> Goal of the exercise
Copy the items exactly, from the line containing "Detect and localize" up to and including the line containing "note-item: 4、涉及较为专业的的知识的请自行判断内容的准确性 ，本答案无法保证您满意".

> Material
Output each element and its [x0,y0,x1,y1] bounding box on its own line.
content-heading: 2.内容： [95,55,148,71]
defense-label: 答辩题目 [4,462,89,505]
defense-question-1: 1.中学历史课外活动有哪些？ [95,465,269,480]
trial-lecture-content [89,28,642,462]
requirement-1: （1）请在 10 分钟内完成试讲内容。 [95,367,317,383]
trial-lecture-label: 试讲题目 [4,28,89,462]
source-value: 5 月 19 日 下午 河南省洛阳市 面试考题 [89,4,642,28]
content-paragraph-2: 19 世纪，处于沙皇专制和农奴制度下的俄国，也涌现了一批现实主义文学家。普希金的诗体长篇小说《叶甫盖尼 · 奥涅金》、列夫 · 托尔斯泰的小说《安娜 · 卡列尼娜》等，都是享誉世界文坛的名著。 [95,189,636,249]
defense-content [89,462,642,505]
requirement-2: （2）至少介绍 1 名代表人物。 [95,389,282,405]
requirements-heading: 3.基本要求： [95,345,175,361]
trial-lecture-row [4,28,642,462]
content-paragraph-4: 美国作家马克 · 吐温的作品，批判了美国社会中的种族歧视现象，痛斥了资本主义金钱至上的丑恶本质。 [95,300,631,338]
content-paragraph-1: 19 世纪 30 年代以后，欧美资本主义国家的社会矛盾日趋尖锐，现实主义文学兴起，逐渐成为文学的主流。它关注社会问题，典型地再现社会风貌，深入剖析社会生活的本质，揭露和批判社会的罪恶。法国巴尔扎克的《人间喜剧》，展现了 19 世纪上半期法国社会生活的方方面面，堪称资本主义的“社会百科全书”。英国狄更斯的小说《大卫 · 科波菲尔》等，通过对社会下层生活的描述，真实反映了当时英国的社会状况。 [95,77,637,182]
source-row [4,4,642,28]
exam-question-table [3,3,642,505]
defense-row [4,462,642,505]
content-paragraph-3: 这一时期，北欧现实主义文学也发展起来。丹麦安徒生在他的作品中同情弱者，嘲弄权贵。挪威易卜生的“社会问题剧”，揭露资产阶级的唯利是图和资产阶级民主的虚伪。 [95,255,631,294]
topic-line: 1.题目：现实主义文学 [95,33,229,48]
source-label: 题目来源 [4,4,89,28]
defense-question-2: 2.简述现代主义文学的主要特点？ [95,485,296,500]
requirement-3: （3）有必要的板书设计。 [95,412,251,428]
--
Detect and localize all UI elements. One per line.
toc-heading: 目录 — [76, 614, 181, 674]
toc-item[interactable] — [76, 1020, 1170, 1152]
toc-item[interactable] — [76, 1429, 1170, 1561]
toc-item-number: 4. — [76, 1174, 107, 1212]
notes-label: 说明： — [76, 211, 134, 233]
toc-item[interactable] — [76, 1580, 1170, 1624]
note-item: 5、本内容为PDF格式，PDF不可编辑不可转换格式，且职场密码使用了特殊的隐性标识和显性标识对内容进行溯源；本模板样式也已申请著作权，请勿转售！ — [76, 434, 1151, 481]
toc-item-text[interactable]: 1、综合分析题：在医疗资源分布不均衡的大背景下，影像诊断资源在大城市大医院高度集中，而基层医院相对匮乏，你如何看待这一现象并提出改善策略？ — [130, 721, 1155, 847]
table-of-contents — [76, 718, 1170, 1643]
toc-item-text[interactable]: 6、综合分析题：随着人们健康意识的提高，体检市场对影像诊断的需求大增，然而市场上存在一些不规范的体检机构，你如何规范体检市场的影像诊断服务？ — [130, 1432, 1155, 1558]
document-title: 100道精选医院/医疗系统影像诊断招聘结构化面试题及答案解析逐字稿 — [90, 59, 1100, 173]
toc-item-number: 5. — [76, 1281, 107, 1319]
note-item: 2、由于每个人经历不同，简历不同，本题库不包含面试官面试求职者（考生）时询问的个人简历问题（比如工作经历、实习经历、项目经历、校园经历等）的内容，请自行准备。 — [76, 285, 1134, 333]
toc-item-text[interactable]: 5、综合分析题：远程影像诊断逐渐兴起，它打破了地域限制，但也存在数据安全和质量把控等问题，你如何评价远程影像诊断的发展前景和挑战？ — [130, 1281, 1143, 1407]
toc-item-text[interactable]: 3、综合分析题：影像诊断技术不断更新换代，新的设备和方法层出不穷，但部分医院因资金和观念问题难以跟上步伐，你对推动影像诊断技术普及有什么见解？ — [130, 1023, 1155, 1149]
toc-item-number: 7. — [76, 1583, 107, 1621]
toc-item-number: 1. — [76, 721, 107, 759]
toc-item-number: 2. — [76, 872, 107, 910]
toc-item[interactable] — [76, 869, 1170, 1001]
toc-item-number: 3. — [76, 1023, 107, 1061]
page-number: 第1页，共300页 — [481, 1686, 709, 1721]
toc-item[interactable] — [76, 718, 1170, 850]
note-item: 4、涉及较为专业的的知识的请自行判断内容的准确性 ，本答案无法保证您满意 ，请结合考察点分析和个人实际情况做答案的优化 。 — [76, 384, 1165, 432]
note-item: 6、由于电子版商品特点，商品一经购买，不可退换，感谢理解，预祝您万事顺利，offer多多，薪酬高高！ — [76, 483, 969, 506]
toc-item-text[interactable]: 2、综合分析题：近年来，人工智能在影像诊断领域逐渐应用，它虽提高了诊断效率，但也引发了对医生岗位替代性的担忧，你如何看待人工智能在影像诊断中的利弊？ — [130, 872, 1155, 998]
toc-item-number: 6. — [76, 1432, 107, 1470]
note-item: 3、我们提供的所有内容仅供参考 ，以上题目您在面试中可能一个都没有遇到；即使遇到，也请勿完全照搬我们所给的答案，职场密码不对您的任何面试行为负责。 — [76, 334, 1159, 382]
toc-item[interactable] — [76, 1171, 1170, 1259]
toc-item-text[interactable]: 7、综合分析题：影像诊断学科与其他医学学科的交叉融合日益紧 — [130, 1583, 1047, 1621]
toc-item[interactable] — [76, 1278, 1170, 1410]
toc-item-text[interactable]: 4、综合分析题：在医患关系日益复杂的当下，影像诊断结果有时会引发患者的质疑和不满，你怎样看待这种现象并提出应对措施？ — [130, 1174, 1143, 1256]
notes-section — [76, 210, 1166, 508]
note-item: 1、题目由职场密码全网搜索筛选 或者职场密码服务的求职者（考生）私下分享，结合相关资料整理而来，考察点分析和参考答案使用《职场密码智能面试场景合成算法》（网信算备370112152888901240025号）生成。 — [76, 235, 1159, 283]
==
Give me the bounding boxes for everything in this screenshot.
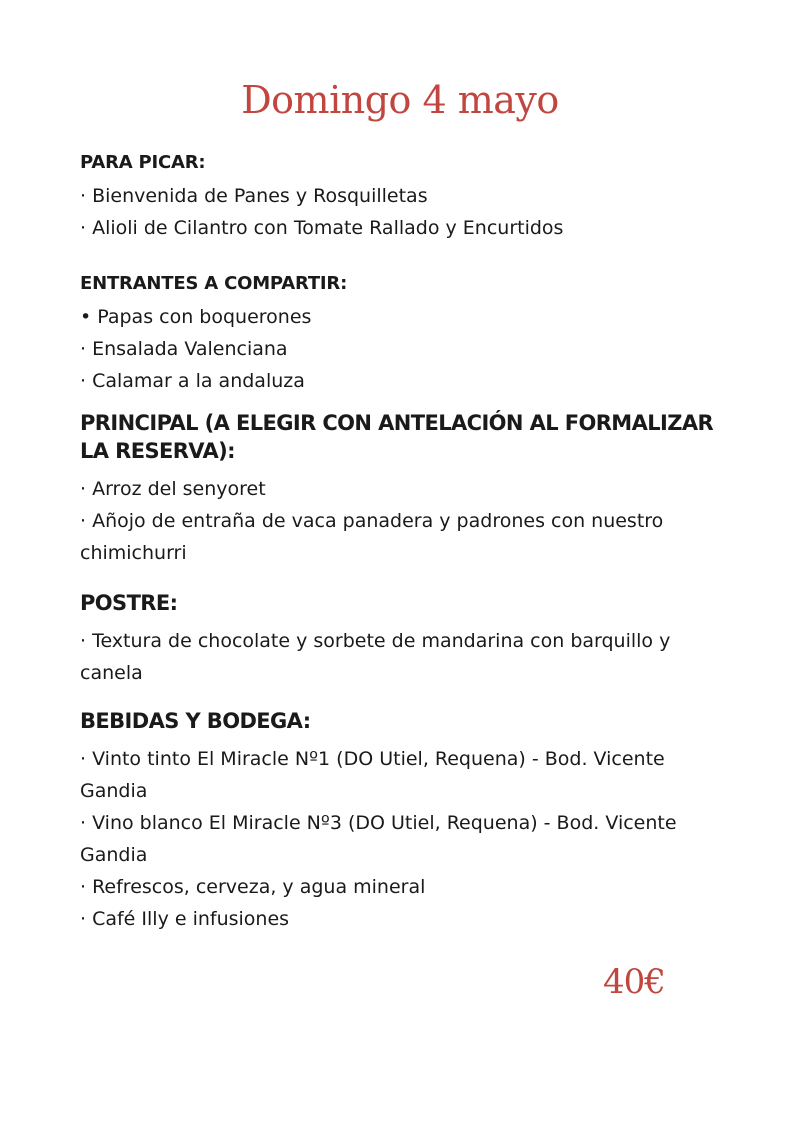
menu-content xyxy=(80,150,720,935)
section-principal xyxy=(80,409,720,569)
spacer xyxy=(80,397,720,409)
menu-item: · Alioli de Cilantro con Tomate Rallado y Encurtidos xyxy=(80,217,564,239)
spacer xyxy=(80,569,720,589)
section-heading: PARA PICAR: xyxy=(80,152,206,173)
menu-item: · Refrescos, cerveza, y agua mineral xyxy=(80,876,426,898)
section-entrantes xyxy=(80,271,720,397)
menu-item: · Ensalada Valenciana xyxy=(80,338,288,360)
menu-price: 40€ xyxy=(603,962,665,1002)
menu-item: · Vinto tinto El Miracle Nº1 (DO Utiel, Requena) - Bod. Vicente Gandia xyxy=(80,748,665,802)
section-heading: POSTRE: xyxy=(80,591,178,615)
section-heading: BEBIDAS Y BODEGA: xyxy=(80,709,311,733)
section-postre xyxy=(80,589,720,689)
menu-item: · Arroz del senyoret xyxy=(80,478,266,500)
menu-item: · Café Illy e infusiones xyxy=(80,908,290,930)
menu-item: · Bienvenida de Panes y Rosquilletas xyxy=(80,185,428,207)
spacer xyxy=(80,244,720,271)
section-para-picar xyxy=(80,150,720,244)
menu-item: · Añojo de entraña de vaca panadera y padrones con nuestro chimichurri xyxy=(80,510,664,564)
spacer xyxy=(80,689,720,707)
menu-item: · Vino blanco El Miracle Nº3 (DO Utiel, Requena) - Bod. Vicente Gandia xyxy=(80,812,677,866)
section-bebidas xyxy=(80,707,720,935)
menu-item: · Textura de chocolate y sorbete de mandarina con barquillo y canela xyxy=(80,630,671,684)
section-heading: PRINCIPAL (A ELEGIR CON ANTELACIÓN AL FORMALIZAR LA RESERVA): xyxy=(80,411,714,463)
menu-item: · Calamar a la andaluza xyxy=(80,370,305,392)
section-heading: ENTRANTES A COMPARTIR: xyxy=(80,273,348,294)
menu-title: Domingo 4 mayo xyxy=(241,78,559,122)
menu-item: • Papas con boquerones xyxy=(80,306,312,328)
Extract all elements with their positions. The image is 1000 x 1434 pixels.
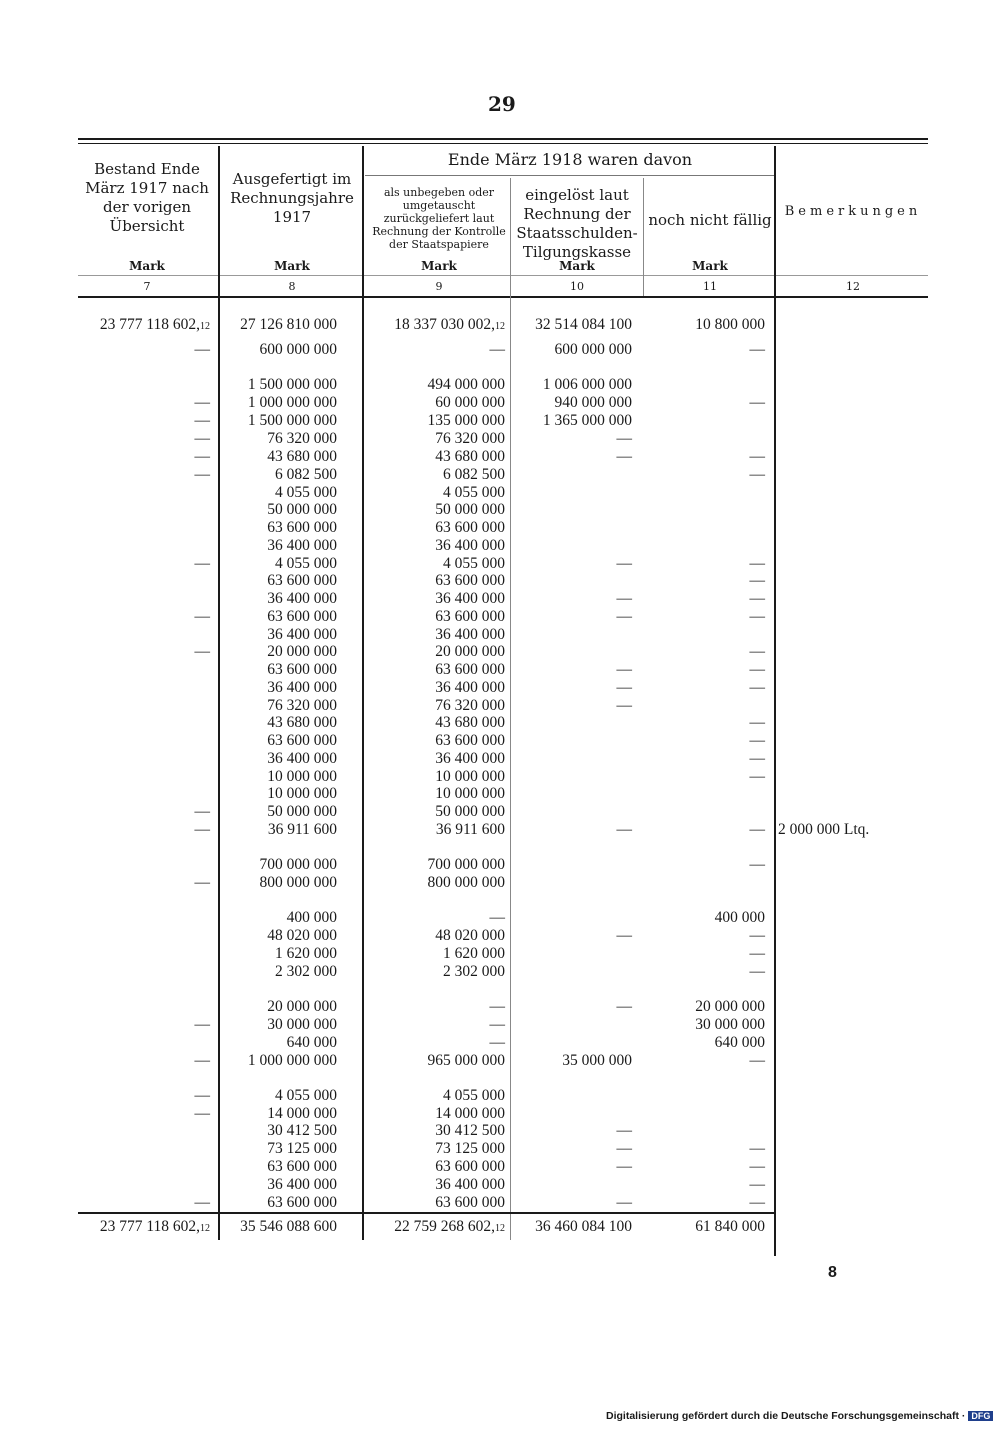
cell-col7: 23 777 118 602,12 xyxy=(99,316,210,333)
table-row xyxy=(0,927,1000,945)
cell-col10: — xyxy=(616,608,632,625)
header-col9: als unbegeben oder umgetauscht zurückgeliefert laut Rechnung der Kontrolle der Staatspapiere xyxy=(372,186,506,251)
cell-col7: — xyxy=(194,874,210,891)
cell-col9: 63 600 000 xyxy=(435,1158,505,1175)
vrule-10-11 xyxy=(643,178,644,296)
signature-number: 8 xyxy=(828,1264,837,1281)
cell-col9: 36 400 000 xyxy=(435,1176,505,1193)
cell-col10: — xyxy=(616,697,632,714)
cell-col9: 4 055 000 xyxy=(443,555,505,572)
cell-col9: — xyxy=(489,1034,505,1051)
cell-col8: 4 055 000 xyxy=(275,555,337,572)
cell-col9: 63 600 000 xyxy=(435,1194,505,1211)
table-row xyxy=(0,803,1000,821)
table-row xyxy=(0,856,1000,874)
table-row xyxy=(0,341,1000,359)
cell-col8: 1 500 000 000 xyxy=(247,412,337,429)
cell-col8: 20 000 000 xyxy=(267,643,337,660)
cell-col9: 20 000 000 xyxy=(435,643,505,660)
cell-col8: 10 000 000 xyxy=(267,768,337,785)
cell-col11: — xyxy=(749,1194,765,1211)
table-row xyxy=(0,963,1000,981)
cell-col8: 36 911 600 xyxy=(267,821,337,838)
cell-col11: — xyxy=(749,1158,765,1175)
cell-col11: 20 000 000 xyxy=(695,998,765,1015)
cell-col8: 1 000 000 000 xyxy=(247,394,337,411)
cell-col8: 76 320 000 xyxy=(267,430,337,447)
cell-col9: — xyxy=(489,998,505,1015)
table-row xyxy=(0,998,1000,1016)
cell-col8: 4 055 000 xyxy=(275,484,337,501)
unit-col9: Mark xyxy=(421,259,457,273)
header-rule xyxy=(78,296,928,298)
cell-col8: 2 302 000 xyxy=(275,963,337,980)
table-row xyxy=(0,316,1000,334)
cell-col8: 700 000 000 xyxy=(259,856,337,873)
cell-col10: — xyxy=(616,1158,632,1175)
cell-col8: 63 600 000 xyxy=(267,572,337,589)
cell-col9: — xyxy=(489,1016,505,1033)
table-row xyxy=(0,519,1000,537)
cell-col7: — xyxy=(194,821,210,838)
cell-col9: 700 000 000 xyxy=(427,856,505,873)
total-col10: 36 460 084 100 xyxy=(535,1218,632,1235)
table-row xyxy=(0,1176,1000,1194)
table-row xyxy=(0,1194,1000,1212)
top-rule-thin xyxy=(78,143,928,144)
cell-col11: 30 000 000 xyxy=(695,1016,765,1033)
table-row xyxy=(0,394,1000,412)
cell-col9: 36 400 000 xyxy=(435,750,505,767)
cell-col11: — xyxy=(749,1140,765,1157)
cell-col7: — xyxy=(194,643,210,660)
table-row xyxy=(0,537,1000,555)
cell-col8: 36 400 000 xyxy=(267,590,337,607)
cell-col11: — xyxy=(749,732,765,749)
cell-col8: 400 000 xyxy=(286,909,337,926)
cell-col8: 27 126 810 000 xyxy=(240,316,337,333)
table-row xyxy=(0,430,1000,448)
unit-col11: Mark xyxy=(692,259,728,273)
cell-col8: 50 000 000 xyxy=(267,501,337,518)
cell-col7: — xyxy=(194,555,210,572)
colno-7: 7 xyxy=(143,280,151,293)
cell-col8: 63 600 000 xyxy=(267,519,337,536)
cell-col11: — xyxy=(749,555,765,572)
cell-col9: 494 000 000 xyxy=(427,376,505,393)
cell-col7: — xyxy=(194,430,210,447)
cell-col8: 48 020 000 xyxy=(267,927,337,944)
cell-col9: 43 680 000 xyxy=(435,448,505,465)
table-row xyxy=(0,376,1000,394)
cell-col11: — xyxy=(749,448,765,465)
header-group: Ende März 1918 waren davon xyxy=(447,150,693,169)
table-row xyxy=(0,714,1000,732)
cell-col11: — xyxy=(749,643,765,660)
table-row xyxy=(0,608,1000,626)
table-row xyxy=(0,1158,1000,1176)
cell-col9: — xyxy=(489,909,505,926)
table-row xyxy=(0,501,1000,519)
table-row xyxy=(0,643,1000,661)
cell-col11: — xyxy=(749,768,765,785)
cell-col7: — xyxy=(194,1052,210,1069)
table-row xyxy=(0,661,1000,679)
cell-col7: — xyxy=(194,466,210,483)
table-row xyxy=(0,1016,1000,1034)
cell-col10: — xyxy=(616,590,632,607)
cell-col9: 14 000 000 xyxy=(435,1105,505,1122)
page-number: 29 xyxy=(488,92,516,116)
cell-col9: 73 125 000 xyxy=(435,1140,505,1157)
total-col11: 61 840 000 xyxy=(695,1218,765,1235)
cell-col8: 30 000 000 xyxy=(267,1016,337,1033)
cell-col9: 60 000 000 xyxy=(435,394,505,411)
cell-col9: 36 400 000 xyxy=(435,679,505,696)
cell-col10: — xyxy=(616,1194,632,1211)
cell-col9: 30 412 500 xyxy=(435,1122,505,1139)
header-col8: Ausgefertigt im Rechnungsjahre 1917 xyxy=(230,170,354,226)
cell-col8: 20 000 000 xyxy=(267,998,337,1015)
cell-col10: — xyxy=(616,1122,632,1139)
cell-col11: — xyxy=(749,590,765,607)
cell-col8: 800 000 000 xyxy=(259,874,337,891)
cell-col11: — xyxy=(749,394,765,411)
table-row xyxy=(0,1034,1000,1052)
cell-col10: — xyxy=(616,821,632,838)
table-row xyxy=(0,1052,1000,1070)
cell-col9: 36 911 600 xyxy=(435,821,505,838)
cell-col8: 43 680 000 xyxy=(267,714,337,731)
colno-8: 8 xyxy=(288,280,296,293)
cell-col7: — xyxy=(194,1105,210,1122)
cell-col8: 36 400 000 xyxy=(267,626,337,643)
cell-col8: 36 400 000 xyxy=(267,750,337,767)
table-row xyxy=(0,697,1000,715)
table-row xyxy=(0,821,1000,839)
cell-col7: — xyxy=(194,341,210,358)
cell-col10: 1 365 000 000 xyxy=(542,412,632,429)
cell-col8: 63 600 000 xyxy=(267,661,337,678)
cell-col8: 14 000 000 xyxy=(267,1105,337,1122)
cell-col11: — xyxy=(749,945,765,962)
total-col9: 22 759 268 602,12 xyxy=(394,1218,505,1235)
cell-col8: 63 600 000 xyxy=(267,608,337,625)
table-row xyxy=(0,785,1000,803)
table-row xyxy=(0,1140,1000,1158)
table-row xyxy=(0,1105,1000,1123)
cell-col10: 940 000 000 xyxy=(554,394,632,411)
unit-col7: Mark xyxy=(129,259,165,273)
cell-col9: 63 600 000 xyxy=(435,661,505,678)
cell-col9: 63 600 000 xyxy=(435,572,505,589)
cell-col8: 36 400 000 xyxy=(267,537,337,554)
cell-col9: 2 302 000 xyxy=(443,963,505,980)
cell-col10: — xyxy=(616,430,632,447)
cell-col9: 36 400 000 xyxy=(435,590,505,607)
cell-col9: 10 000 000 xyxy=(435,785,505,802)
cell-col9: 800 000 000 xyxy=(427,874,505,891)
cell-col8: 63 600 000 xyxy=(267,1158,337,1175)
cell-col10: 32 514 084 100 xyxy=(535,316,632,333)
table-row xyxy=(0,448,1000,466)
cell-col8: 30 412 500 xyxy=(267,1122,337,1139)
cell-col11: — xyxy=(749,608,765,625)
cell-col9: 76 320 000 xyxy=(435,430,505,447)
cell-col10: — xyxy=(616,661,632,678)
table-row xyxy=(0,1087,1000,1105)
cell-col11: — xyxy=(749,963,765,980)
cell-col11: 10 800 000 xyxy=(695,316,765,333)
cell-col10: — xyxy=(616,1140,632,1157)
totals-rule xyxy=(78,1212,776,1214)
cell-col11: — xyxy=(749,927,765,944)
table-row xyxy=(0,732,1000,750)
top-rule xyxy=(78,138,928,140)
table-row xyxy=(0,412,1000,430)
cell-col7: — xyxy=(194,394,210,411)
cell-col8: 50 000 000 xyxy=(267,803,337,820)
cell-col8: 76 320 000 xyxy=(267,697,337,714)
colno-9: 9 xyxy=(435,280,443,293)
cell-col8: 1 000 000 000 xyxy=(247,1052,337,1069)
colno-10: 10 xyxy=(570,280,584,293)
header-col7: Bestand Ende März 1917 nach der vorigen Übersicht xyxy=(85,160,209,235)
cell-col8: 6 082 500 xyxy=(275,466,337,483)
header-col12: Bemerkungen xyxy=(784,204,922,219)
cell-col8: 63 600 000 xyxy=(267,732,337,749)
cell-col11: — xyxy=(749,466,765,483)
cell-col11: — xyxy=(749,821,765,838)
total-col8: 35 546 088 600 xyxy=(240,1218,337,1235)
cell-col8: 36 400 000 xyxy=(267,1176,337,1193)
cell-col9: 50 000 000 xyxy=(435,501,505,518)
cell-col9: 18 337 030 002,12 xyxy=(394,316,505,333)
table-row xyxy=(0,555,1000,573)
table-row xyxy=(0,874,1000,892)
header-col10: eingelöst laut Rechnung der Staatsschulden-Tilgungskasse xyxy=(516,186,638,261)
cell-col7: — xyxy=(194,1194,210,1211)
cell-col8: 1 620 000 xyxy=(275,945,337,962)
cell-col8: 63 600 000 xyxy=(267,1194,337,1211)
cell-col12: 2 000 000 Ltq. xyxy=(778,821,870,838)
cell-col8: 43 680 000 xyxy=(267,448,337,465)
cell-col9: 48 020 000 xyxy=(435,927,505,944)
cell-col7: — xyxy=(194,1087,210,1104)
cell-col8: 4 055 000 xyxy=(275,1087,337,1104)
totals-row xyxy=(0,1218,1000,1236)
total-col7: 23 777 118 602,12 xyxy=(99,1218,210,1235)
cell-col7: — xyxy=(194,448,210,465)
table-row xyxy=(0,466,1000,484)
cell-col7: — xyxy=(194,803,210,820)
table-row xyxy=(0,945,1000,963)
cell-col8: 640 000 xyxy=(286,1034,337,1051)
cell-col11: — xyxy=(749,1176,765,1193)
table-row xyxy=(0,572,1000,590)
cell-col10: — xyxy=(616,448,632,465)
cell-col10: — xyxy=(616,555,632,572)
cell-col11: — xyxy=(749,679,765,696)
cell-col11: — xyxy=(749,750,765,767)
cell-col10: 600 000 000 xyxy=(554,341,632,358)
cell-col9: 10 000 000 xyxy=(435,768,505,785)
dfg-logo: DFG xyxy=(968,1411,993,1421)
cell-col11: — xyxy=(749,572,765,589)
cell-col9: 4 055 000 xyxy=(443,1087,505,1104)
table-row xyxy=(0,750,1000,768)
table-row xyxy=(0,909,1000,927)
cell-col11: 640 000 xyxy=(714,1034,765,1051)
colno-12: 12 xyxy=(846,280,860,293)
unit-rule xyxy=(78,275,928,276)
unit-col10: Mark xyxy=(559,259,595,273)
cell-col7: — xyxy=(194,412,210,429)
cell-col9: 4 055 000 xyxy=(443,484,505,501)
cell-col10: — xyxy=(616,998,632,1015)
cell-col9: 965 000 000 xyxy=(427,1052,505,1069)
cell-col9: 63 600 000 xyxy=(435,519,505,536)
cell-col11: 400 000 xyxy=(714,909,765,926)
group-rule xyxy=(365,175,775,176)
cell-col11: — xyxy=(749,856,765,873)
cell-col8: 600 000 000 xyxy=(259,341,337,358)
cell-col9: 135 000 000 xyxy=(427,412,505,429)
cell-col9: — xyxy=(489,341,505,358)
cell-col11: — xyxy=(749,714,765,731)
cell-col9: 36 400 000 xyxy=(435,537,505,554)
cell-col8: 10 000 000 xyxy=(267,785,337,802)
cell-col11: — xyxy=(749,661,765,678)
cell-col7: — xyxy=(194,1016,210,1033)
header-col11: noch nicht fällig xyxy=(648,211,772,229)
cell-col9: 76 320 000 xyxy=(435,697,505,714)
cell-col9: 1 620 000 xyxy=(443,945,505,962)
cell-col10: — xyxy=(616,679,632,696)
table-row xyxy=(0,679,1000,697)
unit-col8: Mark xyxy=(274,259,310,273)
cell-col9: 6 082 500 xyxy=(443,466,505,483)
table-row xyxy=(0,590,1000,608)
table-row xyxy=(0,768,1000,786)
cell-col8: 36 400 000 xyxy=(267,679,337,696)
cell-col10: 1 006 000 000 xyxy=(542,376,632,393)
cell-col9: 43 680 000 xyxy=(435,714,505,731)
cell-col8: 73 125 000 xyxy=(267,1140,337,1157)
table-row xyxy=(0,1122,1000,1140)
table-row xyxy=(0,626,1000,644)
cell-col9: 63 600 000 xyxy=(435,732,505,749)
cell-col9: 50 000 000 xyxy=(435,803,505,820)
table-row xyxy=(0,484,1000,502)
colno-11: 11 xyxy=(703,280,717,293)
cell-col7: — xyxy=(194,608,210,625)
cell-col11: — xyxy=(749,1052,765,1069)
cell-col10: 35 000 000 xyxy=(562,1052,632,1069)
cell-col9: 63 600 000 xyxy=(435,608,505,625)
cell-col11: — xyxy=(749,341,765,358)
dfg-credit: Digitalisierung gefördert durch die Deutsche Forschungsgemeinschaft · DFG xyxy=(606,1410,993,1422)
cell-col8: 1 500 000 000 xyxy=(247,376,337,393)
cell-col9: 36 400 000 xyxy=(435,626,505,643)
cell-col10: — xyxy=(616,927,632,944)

> The output
Detect and localize all UI elements. One per line.
toc-heading: 目录 — [76, 614, 181, 674]
toc-item[interactable] — [76, 1020, 1170, 1152]
toc-item[interactable] — [76, 1429, 1170, 1561]
toc-item-number: 4. — [76, 1174, 107, 1212]
notes-label: 说明： — [76, 211, 134, 233]
toc-item[interactable] — [76, 1580, 1170, 1624]
note-item: 5、本内容为PDF格式，PDF不可编辑不可转换格式，且职场密码使用了特殊的隐性标识和显性标识对内容进行溯源；本模板样式也已申请著作权，请勿转售！ — [76, 434, 1151, 481]
toc-item-text[interactable]: 1、综合分析题：在医疗资源分布不均衡的大背景下，影像诊断资源在大城市大医院高度集中，而基层医院相对匮乏，你如何看待这一现象并提出改善策略？ — [130, 721, 1155, 847]
table-of-contents — [76, 718, 1170, 1643]
toc-item-text[interactable]: 6、综合分析题：随着人们健康意识的提高，体检市场对影像诊断的需求大增，然而市场上存在一些不规范的体检机构，你如何规范体检市场的影像诊断服务？ — [130, 1432, 1155, 1558]
document-title: 100道精选医院/医疗系统影像诊断招聘结构化面试题及答案解析逐字稿 — [90, 59, 1100, 173]
toc-item-number: 5. — [76, 1281, 107, 1319]
note-item: 2、由于每个人经历不同，简历不同，本题库不包含面试官面试求职者（考生）时询问的个人简历问题（比如工作经历、实习经历、项目经历、校园经历等）的内容，请自行准备。 — [76, 285, 1134, 333]
toc-item-text[interactable]: 5、综合分析题：远程影像诊断逐渐兴起，它打破了地域限制，但也存在数据安全和质量把控等问题，你如何评价远程影像诊断的发展前景和挑战？ — [130, 1281, 1143, 1407]
toc-item-text[interactable]: 3、综合分析题：影像诊断技术不断更新换代，新的设备和方法层出不穷，但部分医院因资金和观念问题难以跟上步伐，你对推动影像诊断技术普及有什么见解？ — [130, 1023, 1155, 1149]
toc-item-number: 7. — [76, 1583, 107, 1621]
toc-item-number: 1. — [76, 721, 107, 759]
toc-item-number: 2. — [76, 872, 107, 910]
toc-item[interactable] — [76, 869, 1170, 1001]
toc-item-number: 3. — [76, 1023, 107, 1061]
page-number: 第1页，共300页 — [481, 1686, 709, 1721]
toc-item[interactable] — [76, 718, 1170, 850]
note-item: 4、涉及较为专业的的知识的请自行判断内容的准确性 ，本答案无法保证您满意 ，请结合考察点分析和个人实际情况做答案的优化 。 — [76, 384, 1165, 432]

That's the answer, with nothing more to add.